Please print all of the material below, word for word.

RECORD EXCERPTS:

>> BEGIN

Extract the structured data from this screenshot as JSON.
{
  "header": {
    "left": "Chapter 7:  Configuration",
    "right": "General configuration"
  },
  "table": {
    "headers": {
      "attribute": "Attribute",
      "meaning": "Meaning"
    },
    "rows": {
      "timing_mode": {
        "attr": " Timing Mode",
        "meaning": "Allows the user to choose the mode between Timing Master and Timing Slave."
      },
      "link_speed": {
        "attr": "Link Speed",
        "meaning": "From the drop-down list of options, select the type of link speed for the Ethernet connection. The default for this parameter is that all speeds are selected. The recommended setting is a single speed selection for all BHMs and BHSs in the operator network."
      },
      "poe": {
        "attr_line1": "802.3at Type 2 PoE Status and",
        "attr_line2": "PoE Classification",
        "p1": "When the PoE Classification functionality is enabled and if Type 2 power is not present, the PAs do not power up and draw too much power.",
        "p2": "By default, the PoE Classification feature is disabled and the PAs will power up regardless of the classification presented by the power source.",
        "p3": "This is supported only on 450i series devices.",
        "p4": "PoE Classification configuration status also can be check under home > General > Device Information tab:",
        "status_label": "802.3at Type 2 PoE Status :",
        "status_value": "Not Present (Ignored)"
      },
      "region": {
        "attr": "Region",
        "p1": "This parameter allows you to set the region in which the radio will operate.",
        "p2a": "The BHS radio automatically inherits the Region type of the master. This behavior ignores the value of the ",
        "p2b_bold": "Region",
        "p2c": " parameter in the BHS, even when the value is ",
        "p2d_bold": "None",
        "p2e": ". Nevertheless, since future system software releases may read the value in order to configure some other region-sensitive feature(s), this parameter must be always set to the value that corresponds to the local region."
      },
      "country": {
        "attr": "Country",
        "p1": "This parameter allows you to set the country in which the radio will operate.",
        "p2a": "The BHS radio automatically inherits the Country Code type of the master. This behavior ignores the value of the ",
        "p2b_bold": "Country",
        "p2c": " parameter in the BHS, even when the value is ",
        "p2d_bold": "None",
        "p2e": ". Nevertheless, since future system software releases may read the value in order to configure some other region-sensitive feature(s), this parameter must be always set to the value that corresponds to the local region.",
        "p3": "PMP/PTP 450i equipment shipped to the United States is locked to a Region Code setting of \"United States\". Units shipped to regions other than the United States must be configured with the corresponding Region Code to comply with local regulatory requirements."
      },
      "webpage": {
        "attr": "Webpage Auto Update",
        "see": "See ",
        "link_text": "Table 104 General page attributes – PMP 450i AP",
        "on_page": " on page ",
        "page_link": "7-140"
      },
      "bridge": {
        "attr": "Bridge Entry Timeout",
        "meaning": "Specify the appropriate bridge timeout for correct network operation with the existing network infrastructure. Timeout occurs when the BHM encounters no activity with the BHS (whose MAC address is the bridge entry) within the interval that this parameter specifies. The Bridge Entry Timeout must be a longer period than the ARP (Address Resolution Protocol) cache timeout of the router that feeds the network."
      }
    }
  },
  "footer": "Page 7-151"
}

>> END

WRITTEN SOLUTION:
Extract the structured data from this screenshot as JSON.
{
  "header": {
    "left": "Chapter 7:  Configuration",
    "right": "General configuration"
  },
  "table": {
    "headers": {
      "attribute": "Attribute",
      "meaning": "Meaning"
    },
    "rows": {
      "timing_mode": {
        "attr": " Timing Mode",
        "meaning": "Allows the user to choose the mode between Timing Master and Timing Slave."
      },
      "link_speed": {
        "attr": "Link Speed",
        "meaning": "From the drop-down list of options, select the type of link speed for the Ethernet connection. The default for this parameter is that all speeds are selected. The recommended setting is a single speed selection for all BHMs and BHSs in the operator network."
      },
      "poe": {
        "attr_line1": "802.3at Type 2 PoE Status and",
        "attr_line2": "PoE Classification",
        "p1": "When the PoE Classification functionality is enabled and if Type 2 power is not present, the PAs do not power up and draw too much power.",
        "p2": "By default, the PoE Classification feature is disabled and the PAs will power up regardless of the classification presented by the power source.",
        "p3": "This is supported only on 450i series devices.",
        "p4": "PoE Classification configuration status also can be check under home > General > Device Information tab:",
        "status_label": "802.3at Type 2 PoE Status :",
        "status_value": "Not Present (Ignored)"
      },
      "region": {
        "attr": "Region",
        "p1": "This parameter allows you to set the region in which the radio will operate.",
        "p2a": "The BHS radio automatically inherits the Region type of the master. This behavior ignores the value of the ",
        "p2b_bold": "Region",
        "p2c": " parameter in the BHS, even when the value is ",
        "p2d_bold": "None",
        "p2e": ". Nevertheless, since future system software releases may read the value in order to configure some other region-sensitive feature(s), this parameter must be always set to the value that corresponds to the local region."
      },
      "country": {
        "attr": "Country",
        "p1": "This parameter allows you to set the country in which the radio will operate.",
        "p2a": "The BHS radio automatically inherits the Country Code type of the master. This behavior ignores the value of the ",
        "p2b_bold": "Country",
        "p2c": " parameter in the BHS, even when the value is ",
        "p2d_bold": "None",
        "p2e": ". Nevertheless, since future system software releases may read the value in order to configure some other region-sensitive feature(s), this parameter must be always set to the value that corresponds to the local region.",
        "p3": "PMP/PTP 450i equipment shipped to the United States is locked to a Region Code setting of \"United States\". Units shipped to regions other than the United States must be configured with the corresponding Region Code to comply with local regulatory requirements."
      },
      "webpage": {
        "attr": "Webpage Auto Update",
        "see": "See ",
        "link_text": "Table 104 General page attributes – PMP 450i AP",
        "on_page": " on page ",
        "page_link": "7-140"
      },
      "bridge": {
        "attr": "Bridge Entry Timeout",
        "meaning": "Specify the appropriate bridge timeout for correct network operation with the existing network infrastructure. Timeout occurs when the BHM encounters no activity with the BHS (whose MAC address is the bridge entry) within the interval that this parameter specifies. The Bridge Entry Timeout must be a longer period than the ARP (Address Resolution Protocol) cache timeout of the router that feeds the network."
      }
    }
  },
  "footer": "Page 7-151"
}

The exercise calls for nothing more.